Determine how many lines of the data below contain "capacitance", then give only that number.

■ **RECORDS FOR THE EXERCISE**
☆ ☆ ☆ ☆

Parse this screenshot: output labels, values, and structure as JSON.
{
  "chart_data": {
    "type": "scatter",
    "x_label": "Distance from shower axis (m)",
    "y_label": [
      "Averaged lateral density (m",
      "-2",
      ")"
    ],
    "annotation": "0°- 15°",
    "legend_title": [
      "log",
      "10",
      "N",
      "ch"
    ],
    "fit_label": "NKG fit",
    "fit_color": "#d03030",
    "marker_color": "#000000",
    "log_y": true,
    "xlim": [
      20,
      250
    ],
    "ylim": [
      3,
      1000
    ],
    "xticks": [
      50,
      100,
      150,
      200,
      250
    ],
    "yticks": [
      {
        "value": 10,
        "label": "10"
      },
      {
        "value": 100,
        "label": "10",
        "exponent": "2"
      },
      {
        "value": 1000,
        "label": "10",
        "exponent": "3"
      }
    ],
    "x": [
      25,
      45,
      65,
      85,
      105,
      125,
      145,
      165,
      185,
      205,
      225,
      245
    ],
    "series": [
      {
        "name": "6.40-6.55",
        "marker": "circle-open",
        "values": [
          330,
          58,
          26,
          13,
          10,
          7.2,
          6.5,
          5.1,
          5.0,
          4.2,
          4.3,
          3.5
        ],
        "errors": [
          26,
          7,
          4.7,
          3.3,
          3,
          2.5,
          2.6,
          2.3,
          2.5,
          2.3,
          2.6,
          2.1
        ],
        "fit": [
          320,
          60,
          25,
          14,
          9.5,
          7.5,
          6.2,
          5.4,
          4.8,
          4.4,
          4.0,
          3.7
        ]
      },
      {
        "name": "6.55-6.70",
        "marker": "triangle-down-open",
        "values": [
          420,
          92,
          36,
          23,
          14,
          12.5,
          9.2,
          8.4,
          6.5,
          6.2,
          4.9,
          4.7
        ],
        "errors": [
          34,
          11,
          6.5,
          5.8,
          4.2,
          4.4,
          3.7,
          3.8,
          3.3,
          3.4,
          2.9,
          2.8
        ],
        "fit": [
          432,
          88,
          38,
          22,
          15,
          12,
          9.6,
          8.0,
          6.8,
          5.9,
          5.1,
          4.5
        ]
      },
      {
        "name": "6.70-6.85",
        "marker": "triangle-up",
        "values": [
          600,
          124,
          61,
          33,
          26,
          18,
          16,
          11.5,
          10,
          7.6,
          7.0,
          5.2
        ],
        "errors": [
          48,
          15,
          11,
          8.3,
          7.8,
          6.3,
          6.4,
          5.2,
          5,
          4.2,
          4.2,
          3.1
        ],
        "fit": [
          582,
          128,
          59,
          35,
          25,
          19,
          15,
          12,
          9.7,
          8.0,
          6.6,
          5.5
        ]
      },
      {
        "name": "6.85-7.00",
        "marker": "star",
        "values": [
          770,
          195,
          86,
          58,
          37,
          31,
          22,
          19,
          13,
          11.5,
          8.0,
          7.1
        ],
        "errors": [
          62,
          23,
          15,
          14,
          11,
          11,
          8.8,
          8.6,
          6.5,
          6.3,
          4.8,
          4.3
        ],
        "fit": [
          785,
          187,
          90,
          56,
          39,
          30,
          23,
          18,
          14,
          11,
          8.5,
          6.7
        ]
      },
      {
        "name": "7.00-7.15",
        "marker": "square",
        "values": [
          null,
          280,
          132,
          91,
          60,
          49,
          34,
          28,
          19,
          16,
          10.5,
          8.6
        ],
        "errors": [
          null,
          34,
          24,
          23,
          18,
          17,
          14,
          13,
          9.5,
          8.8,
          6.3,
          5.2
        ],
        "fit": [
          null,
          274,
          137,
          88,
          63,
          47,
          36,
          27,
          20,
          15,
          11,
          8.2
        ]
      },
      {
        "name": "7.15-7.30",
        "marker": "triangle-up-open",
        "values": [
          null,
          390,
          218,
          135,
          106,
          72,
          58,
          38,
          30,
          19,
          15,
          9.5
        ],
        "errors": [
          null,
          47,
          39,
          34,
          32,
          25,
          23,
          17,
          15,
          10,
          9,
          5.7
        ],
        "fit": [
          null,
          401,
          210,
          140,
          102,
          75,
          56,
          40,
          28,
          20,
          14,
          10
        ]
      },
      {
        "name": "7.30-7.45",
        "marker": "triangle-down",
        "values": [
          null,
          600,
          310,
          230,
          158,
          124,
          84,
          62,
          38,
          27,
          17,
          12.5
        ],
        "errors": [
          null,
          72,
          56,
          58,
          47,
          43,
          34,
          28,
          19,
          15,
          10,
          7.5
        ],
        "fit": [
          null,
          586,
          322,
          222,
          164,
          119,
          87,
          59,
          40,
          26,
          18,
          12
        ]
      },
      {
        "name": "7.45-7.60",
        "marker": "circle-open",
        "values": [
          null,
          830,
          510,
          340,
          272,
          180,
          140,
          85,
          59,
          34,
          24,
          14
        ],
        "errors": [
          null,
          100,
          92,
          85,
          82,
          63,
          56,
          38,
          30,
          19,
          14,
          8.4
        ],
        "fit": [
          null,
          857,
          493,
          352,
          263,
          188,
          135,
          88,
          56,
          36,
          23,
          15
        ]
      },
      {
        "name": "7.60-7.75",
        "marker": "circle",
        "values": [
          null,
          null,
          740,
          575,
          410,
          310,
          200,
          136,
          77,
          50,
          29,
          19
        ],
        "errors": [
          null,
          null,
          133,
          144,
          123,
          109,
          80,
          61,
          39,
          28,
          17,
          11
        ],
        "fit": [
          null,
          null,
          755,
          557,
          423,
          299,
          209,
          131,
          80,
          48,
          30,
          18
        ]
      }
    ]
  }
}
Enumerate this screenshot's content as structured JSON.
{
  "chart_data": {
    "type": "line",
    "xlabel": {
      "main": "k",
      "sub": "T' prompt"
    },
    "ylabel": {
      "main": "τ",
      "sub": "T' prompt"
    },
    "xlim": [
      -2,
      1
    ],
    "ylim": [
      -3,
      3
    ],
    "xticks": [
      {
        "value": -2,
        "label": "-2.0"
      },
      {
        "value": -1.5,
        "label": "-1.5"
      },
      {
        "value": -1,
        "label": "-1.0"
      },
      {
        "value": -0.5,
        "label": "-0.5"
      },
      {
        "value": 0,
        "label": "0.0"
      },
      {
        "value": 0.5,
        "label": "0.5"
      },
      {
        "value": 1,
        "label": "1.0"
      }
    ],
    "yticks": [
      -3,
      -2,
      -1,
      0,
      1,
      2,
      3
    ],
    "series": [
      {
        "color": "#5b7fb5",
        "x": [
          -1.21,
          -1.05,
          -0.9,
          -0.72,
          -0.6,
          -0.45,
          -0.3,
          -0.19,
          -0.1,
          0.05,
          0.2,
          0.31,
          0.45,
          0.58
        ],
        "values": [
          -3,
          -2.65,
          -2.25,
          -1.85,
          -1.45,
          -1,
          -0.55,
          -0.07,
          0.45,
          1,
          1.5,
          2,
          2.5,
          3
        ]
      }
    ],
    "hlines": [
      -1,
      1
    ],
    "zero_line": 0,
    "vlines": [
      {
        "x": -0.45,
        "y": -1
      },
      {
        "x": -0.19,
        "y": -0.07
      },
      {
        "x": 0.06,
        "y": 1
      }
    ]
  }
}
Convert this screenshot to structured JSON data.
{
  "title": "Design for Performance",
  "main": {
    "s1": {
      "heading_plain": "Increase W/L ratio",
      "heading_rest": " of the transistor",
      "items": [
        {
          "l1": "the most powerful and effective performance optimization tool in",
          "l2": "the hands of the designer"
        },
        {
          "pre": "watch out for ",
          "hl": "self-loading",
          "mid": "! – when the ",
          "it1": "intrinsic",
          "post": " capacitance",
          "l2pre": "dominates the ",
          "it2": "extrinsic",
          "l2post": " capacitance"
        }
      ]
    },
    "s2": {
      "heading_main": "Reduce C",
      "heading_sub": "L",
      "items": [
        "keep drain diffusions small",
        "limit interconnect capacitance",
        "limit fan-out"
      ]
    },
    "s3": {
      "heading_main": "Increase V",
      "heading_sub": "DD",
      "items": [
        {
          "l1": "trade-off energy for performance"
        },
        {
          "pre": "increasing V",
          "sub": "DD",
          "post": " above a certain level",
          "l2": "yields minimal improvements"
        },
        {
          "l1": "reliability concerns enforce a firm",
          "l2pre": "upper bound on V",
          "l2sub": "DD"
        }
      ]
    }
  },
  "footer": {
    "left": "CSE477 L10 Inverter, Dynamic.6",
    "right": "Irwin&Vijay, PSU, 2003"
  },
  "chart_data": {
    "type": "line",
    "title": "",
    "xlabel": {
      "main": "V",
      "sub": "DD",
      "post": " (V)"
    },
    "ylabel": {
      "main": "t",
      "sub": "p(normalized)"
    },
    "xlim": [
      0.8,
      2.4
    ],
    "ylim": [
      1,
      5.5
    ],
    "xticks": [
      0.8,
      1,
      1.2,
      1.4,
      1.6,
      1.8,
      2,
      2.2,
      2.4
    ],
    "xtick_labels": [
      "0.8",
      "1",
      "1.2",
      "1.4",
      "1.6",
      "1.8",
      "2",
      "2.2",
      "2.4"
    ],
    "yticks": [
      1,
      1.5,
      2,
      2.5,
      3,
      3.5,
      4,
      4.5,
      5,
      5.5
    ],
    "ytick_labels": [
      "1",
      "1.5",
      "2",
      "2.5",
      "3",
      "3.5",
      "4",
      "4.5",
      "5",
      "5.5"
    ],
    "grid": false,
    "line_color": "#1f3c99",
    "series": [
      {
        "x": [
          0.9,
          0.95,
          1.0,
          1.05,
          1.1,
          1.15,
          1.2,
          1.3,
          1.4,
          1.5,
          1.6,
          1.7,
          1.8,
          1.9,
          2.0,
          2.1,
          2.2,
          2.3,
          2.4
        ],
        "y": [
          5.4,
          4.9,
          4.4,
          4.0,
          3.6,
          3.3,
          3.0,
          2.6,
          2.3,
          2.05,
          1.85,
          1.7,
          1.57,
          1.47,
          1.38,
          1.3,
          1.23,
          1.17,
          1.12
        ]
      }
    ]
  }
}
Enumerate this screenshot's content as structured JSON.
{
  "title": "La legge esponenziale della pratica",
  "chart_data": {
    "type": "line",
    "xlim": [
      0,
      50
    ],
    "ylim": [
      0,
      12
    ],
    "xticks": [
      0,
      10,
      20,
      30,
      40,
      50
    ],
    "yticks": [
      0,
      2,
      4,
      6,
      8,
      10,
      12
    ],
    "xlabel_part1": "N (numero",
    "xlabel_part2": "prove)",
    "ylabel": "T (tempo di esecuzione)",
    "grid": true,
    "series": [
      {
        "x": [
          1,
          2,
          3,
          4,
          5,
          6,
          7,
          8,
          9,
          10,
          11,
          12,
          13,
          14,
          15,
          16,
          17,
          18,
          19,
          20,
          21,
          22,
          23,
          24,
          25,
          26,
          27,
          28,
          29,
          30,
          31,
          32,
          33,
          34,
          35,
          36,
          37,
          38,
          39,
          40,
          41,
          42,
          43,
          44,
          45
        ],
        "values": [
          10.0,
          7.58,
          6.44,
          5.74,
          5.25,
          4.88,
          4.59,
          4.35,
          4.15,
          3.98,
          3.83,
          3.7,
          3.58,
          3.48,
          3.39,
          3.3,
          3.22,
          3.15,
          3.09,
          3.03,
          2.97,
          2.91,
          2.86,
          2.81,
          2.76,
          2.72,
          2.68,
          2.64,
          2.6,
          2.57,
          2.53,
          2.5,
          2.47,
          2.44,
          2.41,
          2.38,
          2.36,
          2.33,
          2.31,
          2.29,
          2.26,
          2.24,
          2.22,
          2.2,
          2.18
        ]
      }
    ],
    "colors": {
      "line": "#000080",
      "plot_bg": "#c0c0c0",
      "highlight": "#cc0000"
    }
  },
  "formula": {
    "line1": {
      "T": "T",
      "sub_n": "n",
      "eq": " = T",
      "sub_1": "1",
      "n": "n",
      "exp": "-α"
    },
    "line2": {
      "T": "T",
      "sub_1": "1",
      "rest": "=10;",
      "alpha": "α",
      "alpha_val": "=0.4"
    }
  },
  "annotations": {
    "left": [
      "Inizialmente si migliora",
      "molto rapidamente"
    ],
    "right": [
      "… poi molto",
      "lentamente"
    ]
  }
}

☆ ☆ ☆ ☆

■ **RESULT BELOW**
3